* [MATERIAL TO PROCESS]

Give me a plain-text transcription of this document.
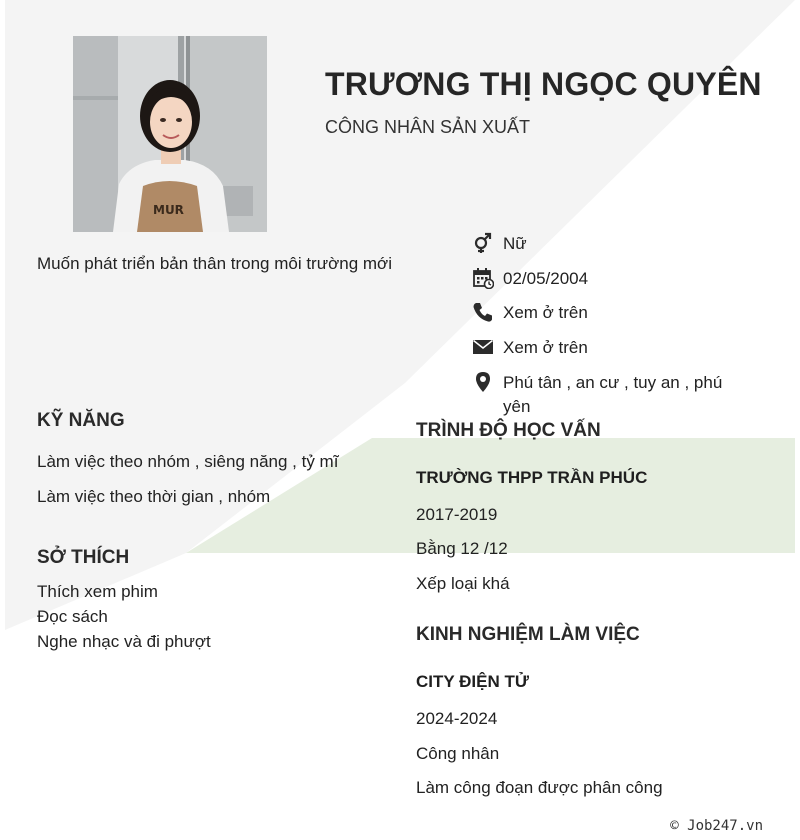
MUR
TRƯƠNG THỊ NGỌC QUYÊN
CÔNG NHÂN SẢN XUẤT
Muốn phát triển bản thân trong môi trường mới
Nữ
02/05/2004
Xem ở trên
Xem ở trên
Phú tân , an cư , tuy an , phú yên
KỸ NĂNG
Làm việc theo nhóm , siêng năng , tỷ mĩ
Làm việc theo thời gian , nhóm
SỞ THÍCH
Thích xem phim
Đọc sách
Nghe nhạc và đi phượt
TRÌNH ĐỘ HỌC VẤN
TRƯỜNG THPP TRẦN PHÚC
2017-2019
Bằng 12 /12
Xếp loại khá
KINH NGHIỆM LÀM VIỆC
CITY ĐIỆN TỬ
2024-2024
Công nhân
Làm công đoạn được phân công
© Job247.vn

...

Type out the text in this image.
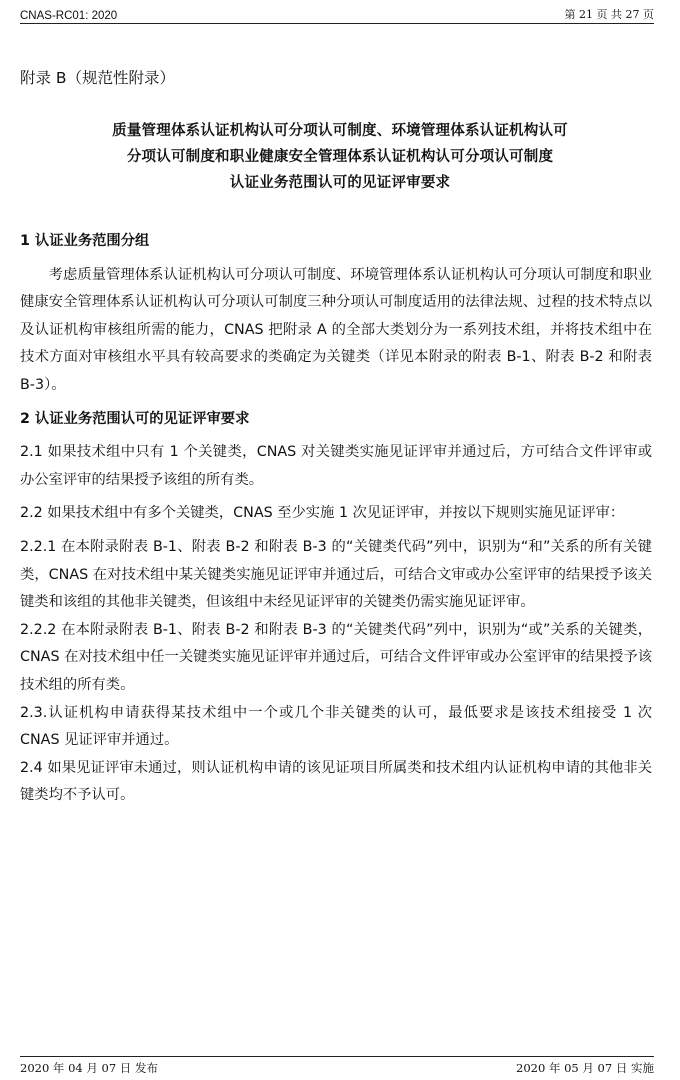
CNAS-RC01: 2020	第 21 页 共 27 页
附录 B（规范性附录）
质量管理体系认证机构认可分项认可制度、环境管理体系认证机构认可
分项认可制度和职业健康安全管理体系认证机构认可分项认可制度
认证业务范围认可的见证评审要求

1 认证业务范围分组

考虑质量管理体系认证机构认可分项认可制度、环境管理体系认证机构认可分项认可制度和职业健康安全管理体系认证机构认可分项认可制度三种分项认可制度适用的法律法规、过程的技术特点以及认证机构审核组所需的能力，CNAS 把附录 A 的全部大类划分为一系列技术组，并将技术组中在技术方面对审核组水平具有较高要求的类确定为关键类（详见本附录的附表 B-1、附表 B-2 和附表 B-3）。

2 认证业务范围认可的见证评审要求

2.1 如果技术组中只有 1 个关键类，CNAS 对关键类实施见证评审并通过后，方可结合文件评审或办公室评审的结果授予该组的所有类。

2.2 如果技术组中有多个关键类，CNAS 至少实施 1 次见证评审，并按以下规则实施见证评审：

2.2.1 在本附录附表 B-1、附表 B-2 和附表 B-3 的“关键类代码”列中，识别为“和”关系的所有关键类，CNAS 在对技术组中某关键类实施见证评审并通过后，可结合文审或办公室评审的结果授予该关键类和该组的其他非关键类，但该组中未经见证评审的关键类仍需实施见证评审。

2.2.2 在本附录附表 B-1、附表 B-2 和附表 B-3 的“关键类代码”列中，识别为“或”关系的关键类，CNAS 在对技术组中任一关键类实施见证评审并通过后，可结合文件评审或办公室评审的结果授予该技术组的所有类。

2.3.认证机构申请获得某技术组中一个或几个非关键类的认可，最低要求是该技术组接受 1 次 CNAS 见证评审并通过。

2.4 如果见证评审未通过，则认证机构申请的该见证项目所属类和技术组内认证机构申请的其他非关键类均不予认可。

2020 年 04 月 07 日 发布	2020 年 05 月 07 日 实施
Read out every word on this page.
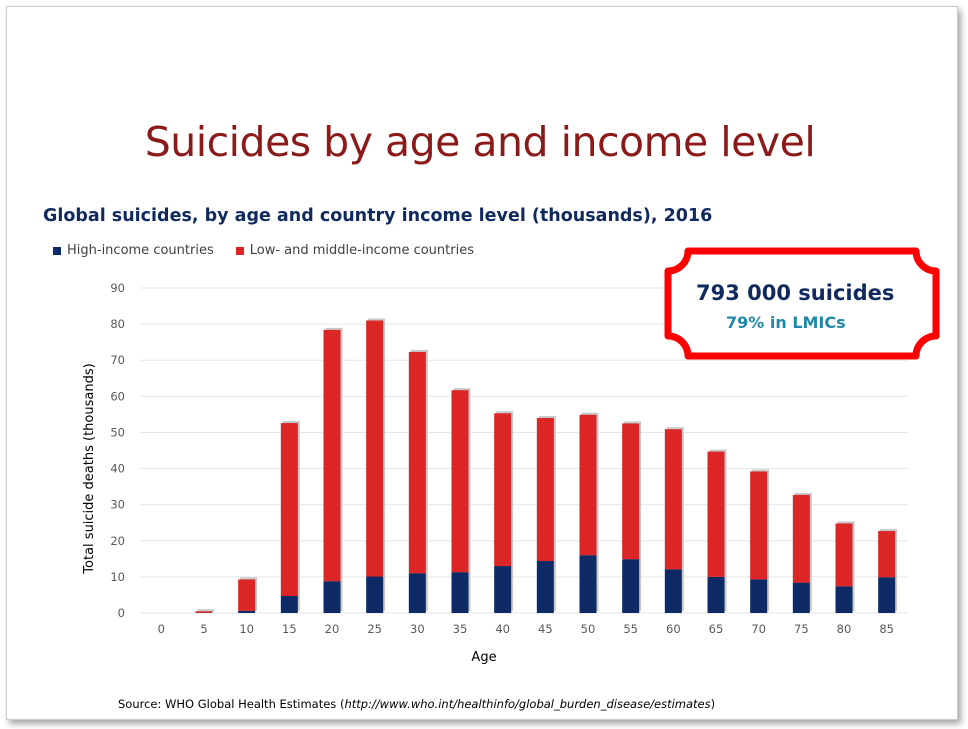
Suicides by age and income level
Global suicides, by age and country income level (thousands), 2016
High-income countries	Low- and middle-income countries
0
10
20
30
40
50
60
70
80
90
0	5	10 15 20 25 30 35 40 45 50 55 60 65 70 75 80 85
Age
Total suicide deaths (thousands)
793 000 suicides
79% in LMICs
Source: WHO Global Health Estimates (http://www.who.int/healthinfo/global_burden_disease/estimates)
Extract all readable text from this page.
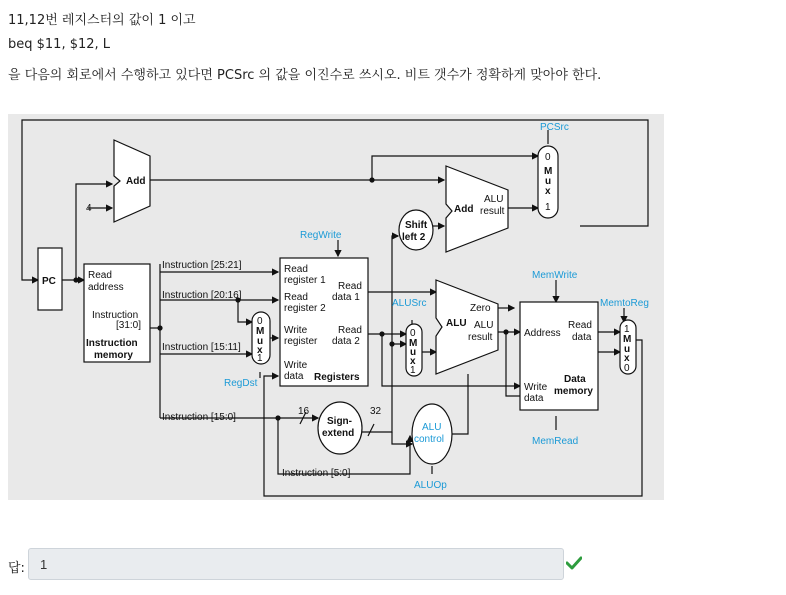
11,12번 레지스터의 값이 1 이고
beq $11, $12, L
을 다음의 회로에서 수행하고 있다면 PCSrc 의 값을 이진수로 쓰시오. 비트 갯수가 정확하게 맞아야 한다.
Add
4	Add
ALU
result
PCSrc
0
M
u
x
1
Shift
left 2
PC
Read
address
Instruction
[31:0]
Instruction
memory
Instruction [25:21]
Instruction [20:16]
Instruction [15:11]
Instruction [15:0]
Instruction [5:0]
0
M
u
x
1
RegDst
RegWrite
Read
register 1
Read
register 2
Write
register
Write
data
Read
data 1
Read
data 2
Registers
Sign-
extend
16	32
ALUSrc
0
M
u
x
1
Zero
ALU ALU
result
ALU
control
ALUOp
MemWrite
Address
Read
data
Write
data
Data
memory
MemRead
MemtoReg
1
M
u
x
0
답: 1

* [TASK GOAL] Scan the material and collect every line that contains "Instruction".

* [ANSWER TO THIS EXERCISE]
Instruction
Instruction
Instruction [25:21]
Instruction [20:16]
Instruction [15:11]
Instruction [15:0]
Instruction [5:0]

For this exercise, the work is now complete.